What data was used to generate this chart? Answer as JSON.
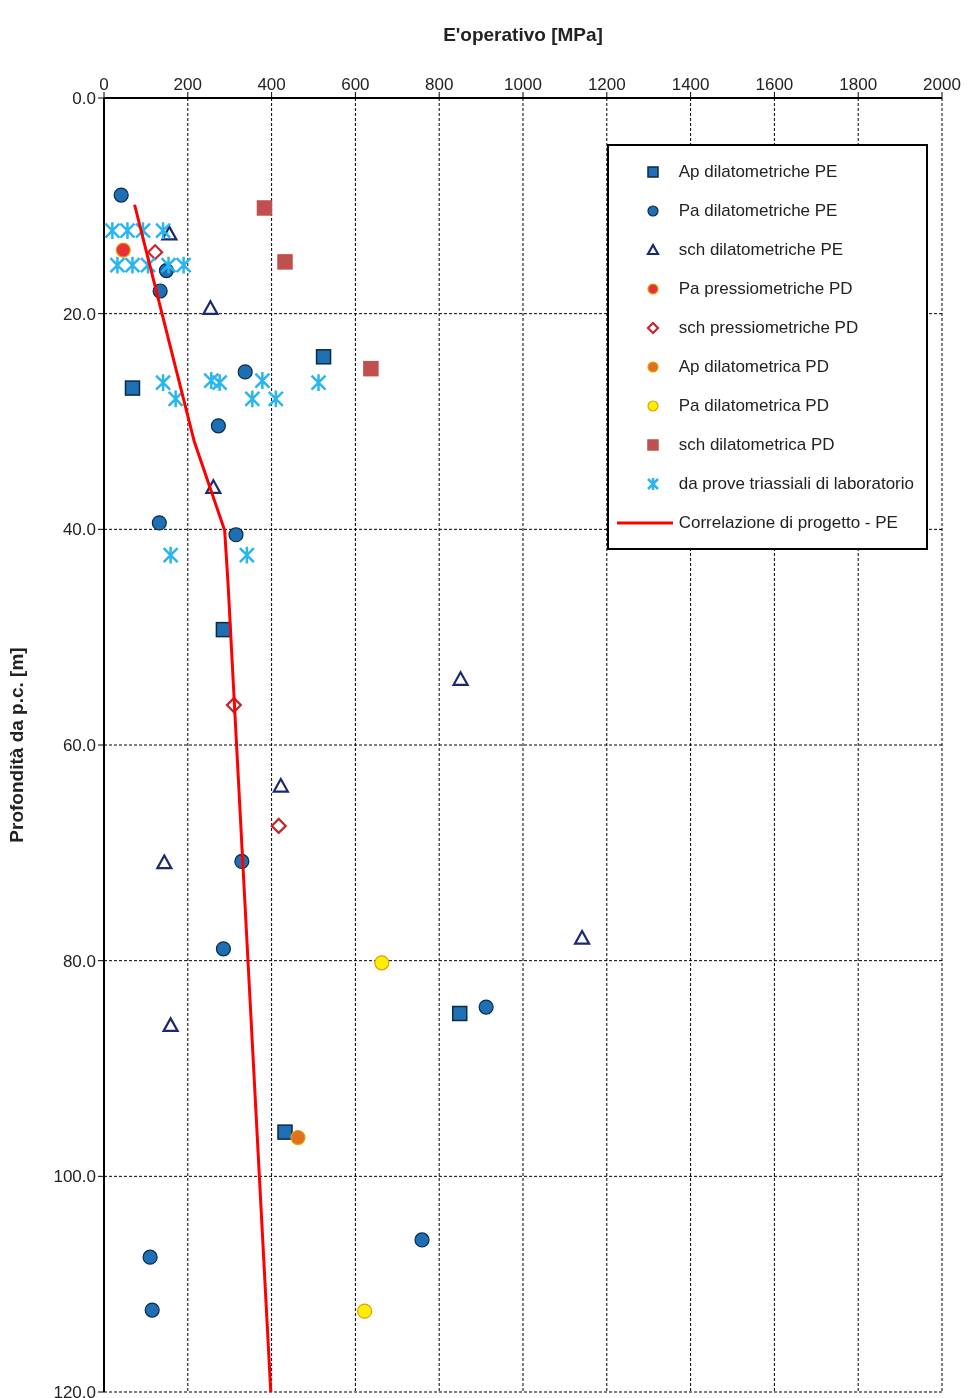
{
  "chart_data": {
    "type": "scatter",
    "xlabel": "E'operativo [MPa]",
    "ylabel": "Profondità da p.c. [m]",
    "xlim": [
      0,
      2000
    ],
    "xticks": [
      0,
      200,
      400,
      600,
      800,
      1000,
      1200,
      1400,
      1600,
      1800,
      2000
    ],
    "ylim": [
      120,
      0
    ],
    "yticks": [
      {
        "value": 0,
        "label": "0.0"
      },
      {
        "value": 20,
        "label": "20.0"
      },
      {
        "value": 40,
        "label": "40.0"
      },
      {
        "value": 60,
        "label": "60.0"
      },
      {
        "value": 80,
        "label": "80.0"
      },
      {
        "value": 100,
        "label": "100.0"
      },
      {
        "value": 120,
        "label": "120.0"
      }
    ],
    "grid": true,
    "legend": "top right",
    "series": [
      {
        "name": "Ap dilatometriche PE",
        "type": "scatter",
        "marker": "square",
        "color": "#1f6fb4",
        "x": [
          68,
          524,
          285,
          849,
          432
        ],
        "values": [
          26.9,
          24.0,
          49.3,
          84.9,
          95.9
        ]
      },
      {
        "name": "Pa dilatometriche PE",
        "type": "scatter",
        "marker": "circle",
        "color": "#1f6fb4",
        "x": [
          41,
          149,
          134,
          337,
          273,
          132,
          315,
          329,
          285,
          912,
          759,
          110,
          115
        ],
        "values": [
          9.0,
          16.0,
          17.9,
          25.4,
          30.4,
          39.4,
          40.5,
          70.8,
          78.9,
          84.3,
          105.9,
          107.5,
          112.4
        ]
      },
      {
        "name": "sch dilatometriche PE",
        "type": "scatter",
        "marker": "triangle",
        "color": "#1a2a6c",
        "x": [
          156,
          254,
          261,
          851,
          422,
          144,
          1141,
          159
        ],
        "values": [
          12.6,
          19.5,
          36.1,
          53.9,
          63.8,
          70.9,
          77.9,
          86.0
        ]
      },
      {
        "name": "Pa pressiometriche PD",
        "type": "scatter",
        "marker": "circle",
        "color": "#e8303a",
        "x": [
          46
        ],
        "values": [
          14.1
        ]
      },
      {
        "name": "sch pressiometriche PD",
        "type": "scatter",
        "marker": "diamond",
        "color": "#c0282e",
        "x": [
          122,
          310,
          417
        ],
        "values": [
          14.3,
          56.3,
          67.5
        ]
      },
      {
        "name": "Ap dilatometrica PD",
        "type": "scatter",
        "marker": "circle",
        "color": "#e07020",
        "x": [
          463
        ],
        "values": [
          96.4
        ]
      },
      {
        "name": "Pa dilatometrica PD",
        "type": "scatter",
        "marker": "circle",
        "color": "#ffee00",
        "x": [
          663,
          622
        ],
        "values": [
          80.2,
          112.5
        ]
      },
      {
        "name": "sch dilatometrica PD",
        "type": "scatter",
        "marker": "square",
        "color": "#c0504d",
        "x": [
          383,
          432,
          637
        ],
        "values": [
          10.2,
          15.2,
          25.1
        ]
      },
      {
        "name": "da prove triassiali di laboratorio",
        "type": "scatter",
        "marker": "cross",
        "color": "#29b6ef",
        "x": [
          20,
          56,
          93,
          141,
          32,
          68,
          105,
          154,
          190,
          141,
          171,
          256,
          276,
          354,
          378,
          410,
          512,
          159,
          341
        ],
        "values": [
          12.3,
          12.3,
          12.3,
          12.3,
          15.5,
          15.5,
          15.5,
          15.5,
          15.5,
          26.4,
          27.9,
          26.2,
          26.4,
          27.9,
          26.2,
          27.9,
          26.4,
          42.4,
          42.4
        ]
      },
      {
        "name": "Correlazione di progetto -  PE",
        "type": "line",
        "marker": "none",
        "color": "#ff0000",
        "x": [
          73,
          215,
          288,
          296,
          398
        ],
        "values": [
          9.9,
          31.8,
          40.1,
          45,
          120
        ]
      }
    ]
  }
}
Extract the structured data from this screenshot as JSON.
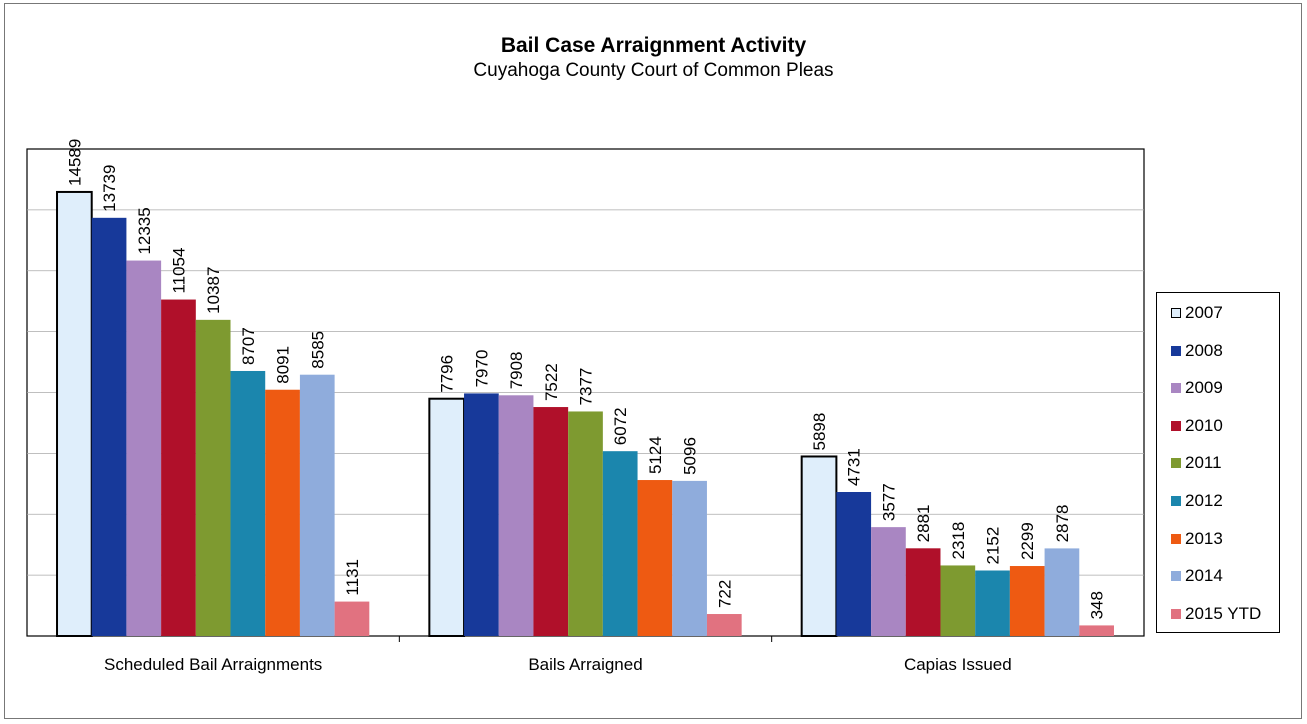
{
  "chart_data": {
    "type": "bar",
    "title": "Bail Case  Arraignment Activity",
    "subtitle": "Cuyahoga County Court of Common Pleas",
    "categories": [
      "Scheduled Bail Arraignments",
      "Bails Arraigned",
      "Capias Issued"
    ],
    "ylim": [
      0,
      16000
    ],
    "grid": true,
    "legend_position": "right",
    "series": [
      {
        "name": "2007",
        "color": "#dfeefb",
        "values": [
          14589,
          7796,
          5898
        ]
      },
      {
        "name": "2008",
        "color": "#17399a",
        "values": [
          13739,
          7970,
          4731
        ]
      },
      {
        "name": "2009",
        "color": "#a986c2",
        "values": [
          12335,
          7908,
          3577
        ]
      },
      {
        "name": "2010",
        "color": "#b0102a",
        "values": [
          11054,
          7522,
          2881
        ]
      },
      {
        "name": "2011",
        "color": "#7e9a30",
        "values": [
          10387,
          7377,
          2318
        ]
      },
      {
        "name": "2012",
        "color": "#1b86ad",
        "values": [
          8707,
          6072,
          2152
        ]
      },
      {
        "name": "2013",
        "color": "#ee5a12",
        "values": [
          8091,
          5124,
          2299
        ]
      },
      {
        "name": "2014",
        "color": "#8facdc",
        "values": [
          8585,
          5096,
          2878
        ]
      },
      {
        "name": "2015 YTD",
        "color": "#e17280",
        "values": [
          1131,
          722,
          348
        ]
      }
    ]
  }
}
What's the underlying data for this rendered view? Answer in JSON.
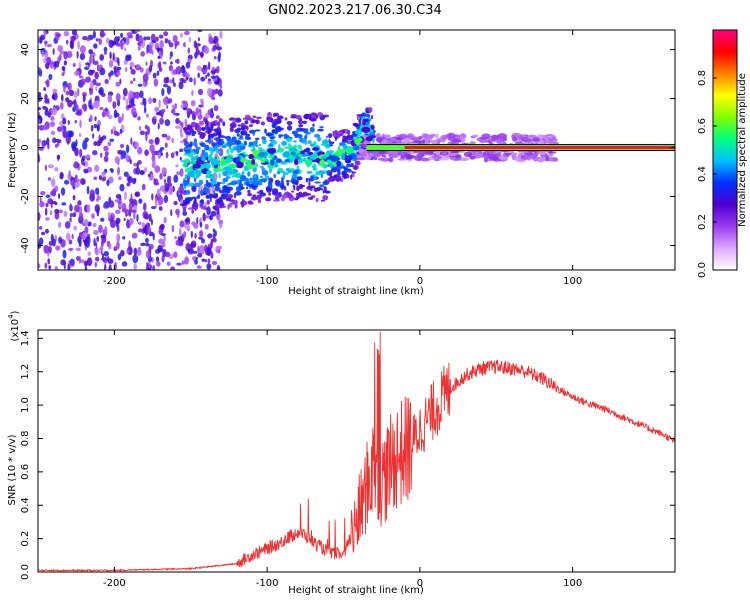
{
  "title": "GN02.2023.217.06.30.C34",
  "chart_data": [
    {
      "type": "heatmap",
      "xlabel": "Height of straight line (km)",
      "ylabel": "Frequency (Hz)",
      "xlim": [
        -250,
        167
      ],
      "ylim": [
        -50,
        48
      ],
      "xticks": [
        -200,
        -100,
        0,
        100
      ],
      "yticks": [
        -40,
        -20,
        0,
        20,
        40
      ],
      "ridge": [
        {
          "x": -150,
          "y": -8
        },
        {
          "x": -120,
          "y": -6
        },
        {
          "x": -100,
          "y": -4
        },
        {
          "x": -80,
          "y": -3
        },
        {
          "x": -60,
          "y": -4
        },
        {
          "x": -45,
          "y": -3
        },
        {
          "x": -35,
          "y": 10
        },
        {
          "x": -30,
          "y": 0
        },
        {
          "x": 0,
          "y": 0
        },
        {
          "x": 50,
          "y": 0
        },
        {
          "x": 100,
          "y": 0
        },
        {
          "x": 167,
          "y": 0
        }
      ],
      "colorbar": {
        "label": "Normalized spectral amplitude",
        "range": [
          0.0,
          1.0
        ],
        "ticks": [
          0.0,
          0.2,
          0.4,
          0.6,
          0.8
        ],
        "colors": [
          "#ffffff",
          "#dca8ff",
          "#9a3cf0",
          "#5000d0",
          "#0030ff",
          "#00c0ff",
          "#00ff80",
          "#80ff00",
          "#ffff00",
          "#ff8000",
          "#ff0000",
          "#ff0080"
        ]
      }
    },
    {
      "type": "line",
      "xlabel": "Height of straight line (km)",
      "ylabel": "SNR (10 * v/v)",
      "yscale_label": "(x10",
      "yscale_exp": "4",
      "yscale_close": ")",
      "xlim": [
        -250,
        167
      ],
      "ylim": [
        0.0,
        1.45
      ],
      "xticks": [
        -200,
        -100,
        0,
        100
      ],
      "yticks": [
        0.0,
        0.2,
        0.4,
        0.6,
        0.8,
        1.0,
        1.2,
        1.4
      ],
      "color": "#ee3030",
      "series": [
        {
          "name": "SNR",
          "x": [
            -250,
            -200,
            -150,
            -130,
            -120,
            -110,
            -100,
            -90,
            -80,
            -75,
            -70,
            -60,
            -50,
            -42,
            -35,
            -30,
            -25,
            -20,
            -15,
            -10,
            -5,
            0,
            10,
            20,
            30,
            40,
            50,
            60,
            70,
            80,
            90,
            100,
            110,
            120,
            130,
            140,
            150,
            160,
            167
          ],
          "y": [
            0.01,
            0.01,
            0.02,
            0.04,
            0.05,
            0.1,
            0.14,
            0.18,
            0.24,
            0.22,
            0.18,
            0.12,
            0.1,
            0.28,
            0.5,
            0.65,
            0.55,
            0.62,
            0.7,
            0.72,
            0.78,
            0.85,
            0.98,
            1.1,
            1.18,
            1.22,
            1.23,
            1.22,
            1.2,
            1.16,
            1.1,
            1.05,
            1.01,
            0.98,
            0.94,
            0.9,
            0.86,
            0.82,
            0.78
          ]
        }
      ]
    }
  ]
}
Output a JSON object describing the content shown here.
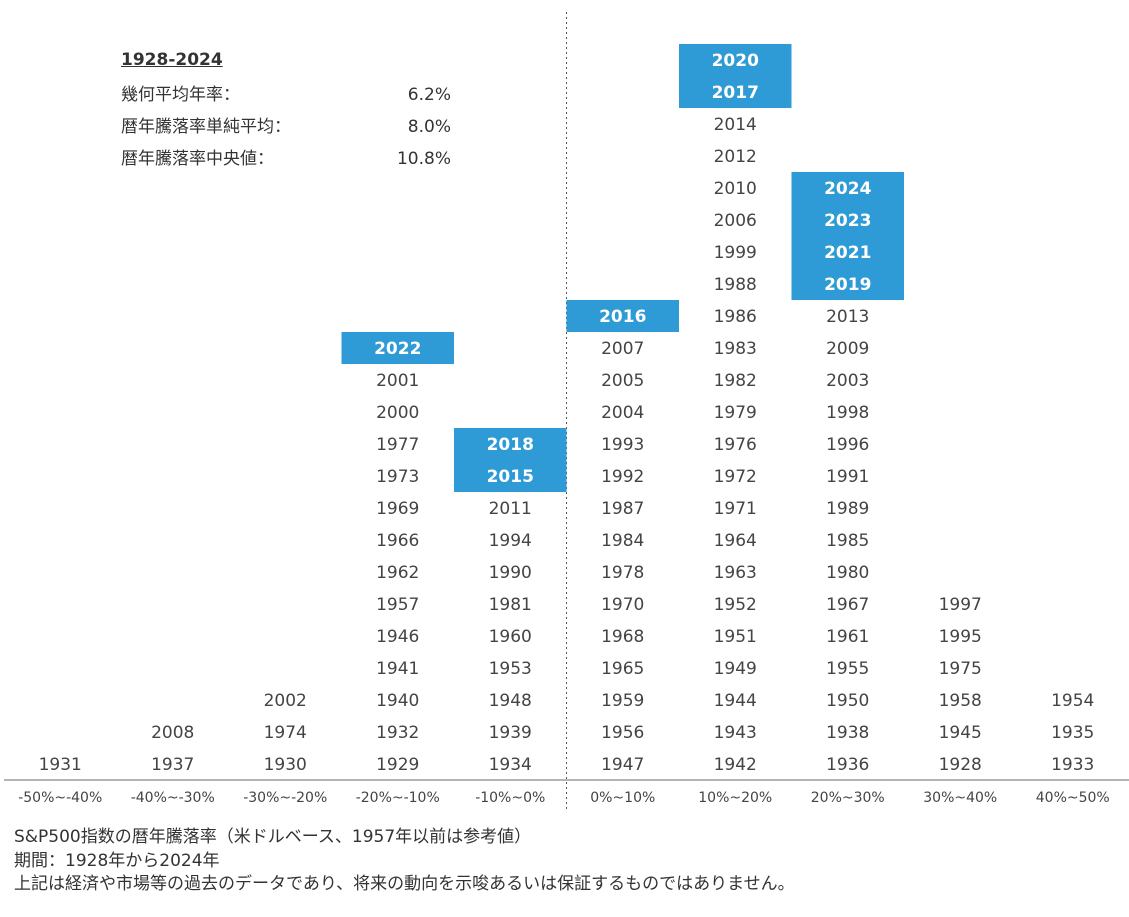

# [Your task]
Sift through the entries and copy every line with "JSON".

# [Answer to the exercise]
What data was used to generate this chart? Answer as JSON.
Extract the structured data from this screenshot as JSON.
What's the underlying data for this rendered view? Answer in JSON.
Output a JSON object describing the content shown here.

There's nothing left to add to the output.